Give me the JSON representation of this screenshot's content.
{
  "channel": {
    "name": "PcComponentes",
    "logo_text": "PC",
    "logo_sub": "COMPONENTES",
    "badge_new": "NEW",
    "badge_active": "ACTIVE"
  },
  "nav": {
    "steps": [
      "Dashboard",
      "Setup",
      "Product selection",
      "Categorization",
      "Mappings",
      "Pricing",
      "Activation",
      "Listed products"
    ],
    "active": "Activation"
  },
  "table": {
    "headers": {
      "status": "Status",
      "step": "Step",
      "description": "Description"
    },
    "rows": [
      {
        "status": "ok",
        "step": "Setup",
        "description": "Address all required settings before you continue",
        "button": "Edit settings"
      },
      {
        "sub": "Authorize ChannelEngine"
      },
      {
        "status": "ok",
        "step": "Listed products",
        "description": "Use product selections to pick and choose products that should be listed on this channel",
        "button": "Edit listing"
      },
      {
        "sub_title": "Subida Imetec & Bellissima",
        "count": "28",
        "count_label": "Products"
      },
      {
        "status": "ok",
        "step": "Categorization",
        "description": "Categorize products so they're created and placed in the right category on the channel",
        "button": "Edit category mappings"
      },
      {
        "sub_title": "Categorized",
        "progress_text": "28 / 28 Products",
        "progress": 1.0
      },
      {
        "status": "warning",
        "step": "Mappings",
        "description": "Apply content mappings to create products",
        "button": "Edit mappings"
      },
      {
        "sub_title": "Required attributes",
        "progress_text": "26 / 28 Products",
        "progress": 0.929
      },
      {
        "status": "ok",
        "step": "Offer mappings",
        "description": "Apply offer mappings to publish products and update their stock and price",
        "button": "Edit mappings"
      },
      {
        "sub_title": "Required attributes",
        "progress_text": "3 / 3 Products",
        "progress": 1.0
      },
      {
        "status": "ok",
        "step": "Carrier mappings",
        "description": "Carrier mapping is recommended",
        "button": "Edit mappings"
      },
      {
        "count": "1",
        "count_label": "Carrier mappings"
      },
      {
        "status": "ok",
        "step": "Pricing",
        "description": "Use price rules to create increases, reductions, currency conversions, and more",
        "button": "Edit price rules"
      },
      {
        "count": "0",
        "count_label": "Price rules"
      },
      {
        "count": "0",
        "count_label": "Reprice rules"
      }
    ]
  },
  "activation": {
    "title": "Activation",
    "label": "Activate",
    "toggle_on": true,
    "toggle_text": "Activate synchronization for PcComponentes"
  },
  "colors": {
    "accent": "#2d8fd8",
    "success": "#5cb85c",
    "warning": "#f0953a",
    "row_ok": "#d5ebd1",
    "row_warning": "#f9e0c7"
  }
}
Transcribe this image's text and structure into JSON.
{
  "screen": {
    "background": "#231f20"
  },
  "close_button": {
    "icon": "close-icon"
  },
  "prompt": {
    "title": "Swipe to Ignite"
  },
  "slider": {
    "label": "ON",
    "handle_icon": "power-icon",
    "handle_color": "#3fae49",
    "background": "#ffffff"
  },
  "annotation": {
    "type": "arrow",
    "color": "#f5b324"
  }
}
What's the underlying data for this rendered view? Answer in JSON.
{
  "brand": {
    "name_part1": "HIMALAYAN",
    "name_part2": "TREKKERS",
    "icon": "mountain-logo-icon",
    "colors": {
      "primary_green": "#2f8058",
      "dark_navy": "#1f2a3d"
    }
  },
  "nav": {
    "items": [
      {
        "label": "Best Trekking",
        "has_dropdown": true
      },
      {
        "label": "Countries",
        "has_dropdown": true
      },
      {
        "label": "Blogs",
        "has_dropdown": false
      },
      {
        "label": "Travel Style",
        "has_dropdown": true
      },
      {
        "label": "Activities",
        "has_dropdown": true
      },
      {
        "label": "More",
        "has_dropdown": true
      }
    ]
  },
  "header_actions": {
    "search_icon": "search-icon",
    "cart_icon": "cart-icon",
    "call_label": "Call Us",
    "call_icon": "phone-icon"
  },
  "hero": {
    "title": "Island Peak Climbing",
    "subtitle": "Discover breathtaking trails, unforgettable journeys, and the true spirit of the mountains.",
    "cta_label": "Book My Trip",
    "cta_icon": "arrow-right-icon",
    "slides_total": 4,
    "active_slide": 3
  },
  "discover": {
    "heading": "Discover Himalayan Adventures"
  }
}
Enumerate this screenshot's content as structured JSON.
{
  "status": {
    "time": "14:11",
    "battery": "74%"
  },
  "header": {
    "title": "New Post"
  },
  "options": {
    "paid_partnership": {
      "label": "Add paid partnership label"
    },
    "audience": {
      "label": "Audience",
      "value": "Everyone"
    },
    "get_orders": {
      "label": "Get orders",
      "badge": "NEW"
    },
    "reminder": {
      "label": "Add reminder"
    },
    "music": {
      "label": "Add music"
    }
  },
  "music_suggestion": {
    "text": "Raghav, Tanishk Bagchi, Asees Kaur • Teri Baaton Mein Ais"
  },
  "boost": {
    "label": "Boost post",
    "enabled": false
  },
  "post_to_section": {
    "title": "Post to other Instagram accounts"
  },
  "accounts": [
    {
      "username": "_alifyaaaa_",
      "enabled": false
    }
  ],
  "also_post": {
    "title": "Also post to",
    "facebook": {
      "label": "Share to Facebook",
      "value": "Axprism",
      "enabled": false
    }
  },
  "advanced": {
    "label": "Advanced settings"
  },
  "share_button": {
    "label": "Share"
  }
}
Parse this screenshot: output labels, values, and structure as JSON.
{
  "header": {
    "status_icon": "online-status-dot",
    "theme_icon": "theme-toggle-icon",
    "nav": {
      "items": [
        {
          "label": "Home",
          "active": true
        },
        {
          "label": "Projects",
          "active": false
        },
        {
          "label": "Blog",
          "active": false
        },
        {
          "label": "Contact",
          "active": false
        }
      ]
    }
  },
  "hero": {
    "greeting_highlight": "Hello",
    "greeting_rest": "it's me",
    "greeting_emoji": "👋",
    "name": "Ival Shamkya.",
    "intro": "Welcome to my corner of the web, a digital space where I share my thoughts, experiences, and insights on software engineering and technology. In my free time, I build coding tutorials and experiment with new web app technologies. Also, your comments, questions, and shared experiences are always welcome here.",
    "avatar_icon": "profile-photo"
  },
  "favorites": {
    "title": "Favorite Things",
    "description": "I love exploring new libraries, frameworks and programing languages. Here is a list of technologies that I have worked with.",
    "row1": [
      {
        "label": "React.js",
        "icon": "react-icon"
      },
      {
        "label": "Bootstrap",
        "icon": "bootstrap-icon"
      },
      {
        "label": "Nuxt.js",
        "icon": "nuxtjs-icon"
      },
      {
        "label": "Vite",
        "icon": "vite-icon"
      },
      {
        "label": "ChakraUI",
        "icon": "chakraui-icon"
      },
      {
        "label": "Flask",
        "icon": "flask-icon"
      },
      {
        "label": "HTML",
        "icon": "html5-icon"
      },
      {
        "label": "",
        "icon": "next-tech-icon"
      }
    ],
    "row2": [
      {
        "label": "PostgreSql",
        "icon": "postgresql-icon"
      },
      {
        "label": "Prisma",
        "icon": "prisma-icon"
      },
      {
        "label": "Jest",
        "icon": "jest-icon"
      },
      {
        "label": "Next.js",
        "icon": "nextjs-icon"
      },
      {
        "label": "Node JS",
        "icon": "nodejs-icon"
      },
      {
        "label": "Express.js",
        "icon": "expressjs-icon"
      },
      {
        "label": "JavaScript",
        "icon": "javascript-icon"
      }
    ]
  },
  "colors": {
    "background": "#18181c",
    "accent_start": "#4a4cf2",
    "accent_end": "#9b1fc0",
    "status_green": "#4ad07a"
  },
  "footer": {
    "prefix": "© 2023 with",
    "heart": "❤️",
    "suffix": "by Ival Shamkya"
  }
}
- - - -
Aim → Give the records above again, word for word.

Exercise output →
Give me the JSON representation of this screenshot's content.
{
  "channel": {
    "name": "PcComponentes",
    "logo_text": "PC",
    "logo_sub": "COMPONENTES",
    "badge_new": "NEW",
    "badge_active": "ACTIVE"
  },
  "nav": {
    "steps": [
      "Dashboard",
      "Setup",
      "Product selection",
      "Categorization",
      "Mappings",
      "Pricing",
      "Activation",
      "Listed products"
    ],
    "active": "Activation"
  },
  "table": {
    "headers": {
      "status": "Status",
      "step": "Step",
      "description": "Description"
    },
    "rows": [
      {
        "status": "ok",
        "step": "Setup",
        "description": "Address all required settings before you continue",
        "button": "Edit settings"
      },
      {
        "sub": "Authorize ChannelEngine"
      },
      {
        "status": "ok",
        "step": "Listed products",
        "description": "Use product selections to pick and choose products that should be listed on this channel",
        "button": "Edit listing"
      },
      {
        "sub_title": "Subida Imetec & Bellissima",
        "count": "28",
        "count_label": "Products"
      },
      {
        "status": "ok",
        "step": "Categorization",
        "description": "Categorize products so they're created and placed in the right category on the channel",
        "button": "Edit category mappings"
      },
      {
        "sub_title": "Categorized",
        "progress_text": "28 / 28 Products",
        "progress": 1.0
      },
      {
        "status": "warning",
        "step": "Mappings",
        "description": "Apply content mappings to create products",
        "button": "Edit mappings"
      },
      {
        "sub_title": "Required attributes",
        "progress_text": "26 / 28 Products",
        "progress": 0.929
      },
      {
        "status": "ok",
        "step": "Offer mappings",
        "description": "Apply offer mappings to publish products and update their stock and price",
        "button": "Edit mappings"
      },
      {
        "sub_title": "Required attributes",
        "progress_text": "3 / 3 Products",
        "progress": 1.0
      },
      {
        "status": "ok",
        "step": "Carrier mappings",
        "description": "Carrier mapping is recommended",
        "button": "Edit mappings"
      },
      {
        "count": "1",
        "count_label": "Carrier mappings"
      },
      {
        "status": "ok",
        "step": "Pricing",
        "description": "Use price rules to create increases, reductions, currency conversions, and more",
        "button": "Edit price rules"
      },
      {
        "count": "0",
        "count_label": "Price rules"
      },
      {
        "count": "0",
        "count_label": "Reprice rules"
      }
    ]
  },
  "activation": {
    "title": "Activation",
    "label": "Activate",
    "toggle_on": true,
    "toggle_text": "Activate synchronization for PcComponentes"
  },
  "colors": {
    "accent": "#2d8fd8",
    "success": "#5cb85c",
    "warning": "#f0953a",
    "row_ok": "#d5ebd1",
    "row_warning": "#f9e0c7"
  }
}
Transcribe this image's text and structure into JSON.
{
  "screen": {
    "background": "#231f20"
  },
  "close_button": {
    "icon": "close-icon"
  },
  "prompt": {
    "title": "Swipe to Ignite"
  },
  "slider": {
    "label": "ON",
    "handle_icon": "power-icon",
    "handle_color": "#3fae49",
    "background": "#ffffff"
  },
  "annotation": {
    "type": "arrow",
    "color": "#f5b324"
  }
}
What's the underlying data for this rendered view? Answer in JSON.
{
  "brand": {
    "name_part1": "HIMALAYAN",
    "name_part2": "TREKKERS",
    "icon": "mountain-logo-icon",
    "colors": {
      "primary_green": "#2f8058",
      "dark_navy": "#1f2a3d"
    }
  },
  "nav": {
    "items": [
      {
        "label": "Best Trekking",
        "has_dropdown": true
      },
      {
        "label": "Countries",
        "has_dropdown": true
      },
      {
        "label": "Blogs",
        "has_dropdown": false
      },
      {
        "label": "Travel Style",
        "has_dropdown": true
      },
      {
        "label": "Activities",
        "has_dropdown": true
      },
      {
        "label": "More",
        "has_dropdown": true
      }
    ]
  },
  "header_actions": {
    "search_icon": "search-icon",
    "cart_icon": "cart-icon",
    "call_label": "Call Us",
    "call_icon": "phone-icon"
  },
  "hero": {
    "title": "Island Peak Climbing",
    "subtitle": "Discover breathtaking trails, unforgettable journeys, and the true spirit of the mountains.",
    "cta_label": "Book My Trip",
    "cta_icon": "arrow-right-icon",
    "slides_total": 4,
    "active_slide": 3
  },
  "discover": {
    "heading": "Discover Himalayan Adventures"
  }
}
Enumerate this screenshot's content as structured JSON.
{
  "status": {
    "time": "14:11",
    "battery": "74%"
  },
  "header": {
    "title": "New Post"
  },
  "options": {
    "paid_partnership": {
      "label": "Add paid partnership label"
    },
    "audience": {
      "label": "Audience",
      "value": "Everyone"
    },
    "get_orders": {
      "label": "Get orders",
      "badge": "NEW"
    },
    "reminder": {
      "label": "Add reminder"
    },
    "music": {
      "label": "Add music"
    }
  },
  "music_suggestion": {
    "text": "Raghav, Tanishk Bagchi, Asees Kaur • Teri Baaton Mein Ais"
  },
  "boost": {
    "label": "Boost post",
    "enabled": false
  },
  "post_to_section": {
    "title": "Post to other Instagram accounts"
  },
  "accounts": [
    {
      "username": "_alifyaaaa_",
      "enabled": false
    }
  ],
  "also_post": {
    "title": "Also post to",
    "facebook": {
      "label": "Share to Facebook",
      "value": "Axprism",
      "enabled": false
    }
  },
  "advanced": {
    "label": "Advanced settings"
  },
  "share_button": {
    "label": "Share"
  }
}
Parse this screenshot: output labels, values, and structure as JSON.
{
  "header": {
    "status_icon": "online-status-dot",
    "theme_icon": "theme-toggle-icon",
    "nav": {
      "items": [
        {
          "label": "Home",
          "active": true
        },
        {
          "label": "Projects",
          "active": false
        },
        {
          "label": "Blog",
          "active": false
        },
        {
          "label": "Contact",
          "active": false
        }
      ]
    }
  },
  "hero": {
    "greeting_highlight": "Hello",
    "greeting_rest": "it's me",
    "greeting_emoji": "👋",
    "name": "Ival Shamkya.",
    "intro": "Welcome to my corner of the web, a digital space where I share my thoughts, experiences, and insights on software engineering and technology. In my free time, I build coding tutorials and experiment with new web app technologies. Also, your comments, questions, and shared experiences are always welcome here.",
    "avatar_icon": "profile-photo"
  },
  "favorites": {
    "title": "Favorite Things",
    "description": "I love exploring new libraries, frameworks and programing languages. Here is a list of technologies that I have worked with.",
    "row1": [
      {
        "label": "React.js",
        "icon": "react-icon"
      },
      {
        "label": "Bootstrap",
        "icon": "bootstrap-icon"
      },
      {
        "label": "Nuxt.js",
        "icon": "nuxtjs-icon"
      },
      {
        "label": "Vite",
        "icon": "vite-icon"
      },
      {
        "label": "ChakraUI",
        "icon": "chakraui-icon"
      },
      {
        "label": "Flask",
        "icon": "flask-icon"
      },
      {
        "label": "HTML",
        "icon": "html5-icon"
      },
      {
        "label": "",
        "icon": "next-tech-icon"
      }
    ],
    "row2": [
      {
        "label": "PostgreSql",
        "icon": "postgresql-icon"
      },
      {
        "label": "Prisma",
        "icon": "prisma-icon"
      },
      {
        "label": "Jest",
        "icon": "jest-icon"
      },
      {
        "label": "Next.js",
        "icon": "nextjs-icon"
      },
      {
        "label": "Node JS",
        "icon": "nodejs-icon"
      },
      {
        "label": "Express.js",
        "icon": "expressjs-icon"
      },
      {
        "label": "JavaScript",
        "icon": "javascript-icon"
      }
    ]
  },
  "colors": {
    "background": "#18181c",
    "accent_start": "#4a4cf2",
    "accent_end": "#9b1fc0",
    "status_green": "#4ad07a"
  },
  "footer": {
    "prefix": "© 2023 with",
    "heart": "❤️",
    "suffix": "by Ival Shamkya"
  }
}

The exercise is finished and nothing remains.